• [GIVEN EXERCISE] Transcribe each entry below exactly. Pictures do not go in the copy.

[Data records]
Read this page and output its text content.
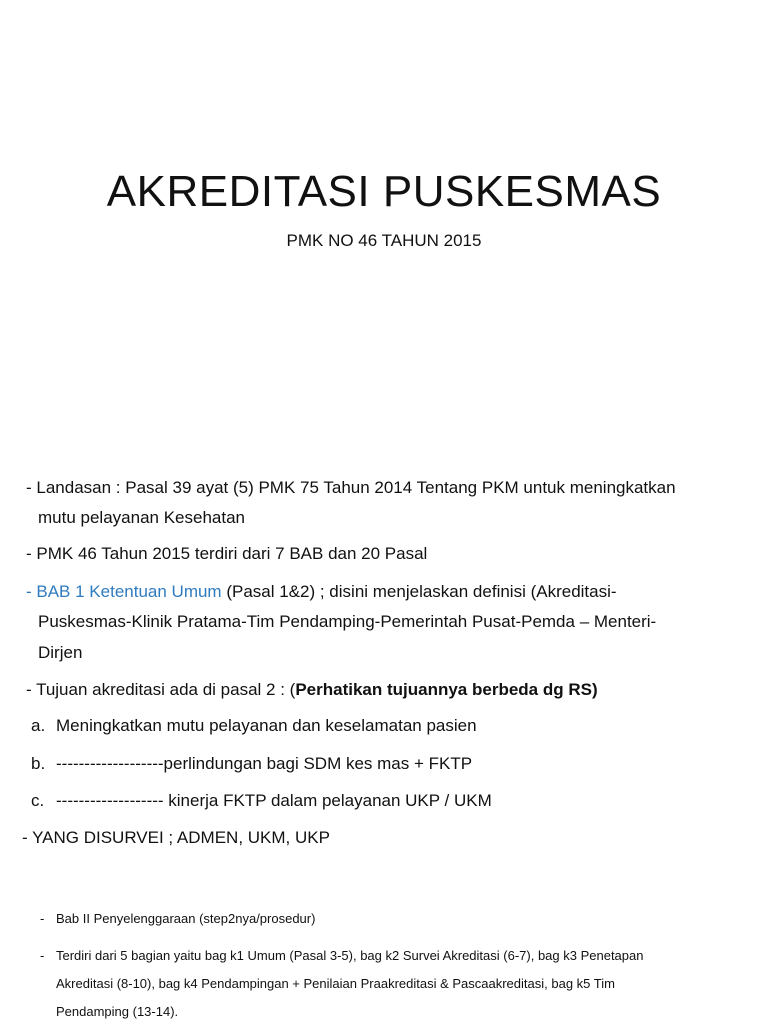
AKREDITASI PUSKESMAS
PMK NO 46 TAHUN 2015
- Landasan : Pasal 39 ayat (5) PMK 75 Tahun 2014 Tentang PKM untuk meningkatkan
mutu pelayanan Kesehatan
- PMK 46 Tahun 2015 terdiri dari 7 BAB dan 20 Pasal
- BAB 1 Ketentuan Umum (Pasal 1&2) ; disini menjelaskan definisi (Akreditasi-
Puskesmas-Klinik Pratama-Tim Pendamping-Pemerintah Pusat-Pemda – Menteri-
Dirjen
- Tujuan akreditasi ada di pasal 2 : (Perhatikan tujuannya berbeda dg RS)
a. Meningkatkan mutu pelayanan dan keselamatan pasien
b. -------------------perlindungan bagi SDM kes mas + FKTP
c. ------------------- kinerja FKTP dalam pelayanan UKP / UKM
- YANG DISURVEI ; ADMEN, UKM, UKP
- Bab II Penyelenggaraan (step2nya/prosedur)
- Terdiri dari 5 bagian yaitu bag k1 Umum (Pasal 3-5), bag k2 Survei Akreditasi (6-7), bag k3 Penetapan
Akreditasi (8-10), bag k4 Pendampingan + Penilaian Praakreditasi & Pascaakreditasi, bag k5 Tim
Pendamping (13-14).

• [REPLY]
Read this page and output its text content.
AKREDITASI PUSKESMAS
PMK NO 46 TAHUN 2015
- Landasan : Pasal 39 ayat (5) PMK 75 Tahun 2014 Tentang PKM untuk meningkatkan
mutu pelayanan Kesehatan
- PMK 46 Tahun 2015 terdiri dari 7 BAB dan 20 Pasal
- BAB 1 Ketentuan Umum (Pasal 1&2) ; disini menjelaskan definisi (Akreditasi-
Puskesmas-Klinik Pratama-Tim Pendamping-Pemerintah Pusat-Pemda – Menteri-
Dirjen
- Tujuan akreditasi ada di pasal 2 : (Perhatikan tujuannya berbeda dg RS)
a. Meningkatkan mutu pelayanan dan keselamatan pasien
b. -------------------perlindungan bagi SDM kes mas + FKTP
c. ------------------- kinerja FKTP dalam pelayanan UKP / UKM
- YANG DISURVEI ; ADMEN, UKM, UKP
- Bab II Penyelenggaraan (step2nya/prosedur)
- Terdiri dari 5 bagian yaitu bag k1 Umum (Pasal 3-5), bag k2 Survei Akreditasi (6-7), bag k3 Penetapan
Akreditasi (8-10), bag k4 Pendampingan + Penilaian Praakreditasi & Pascaakreditasi, bag k5 Tim
Pendamping (13-14).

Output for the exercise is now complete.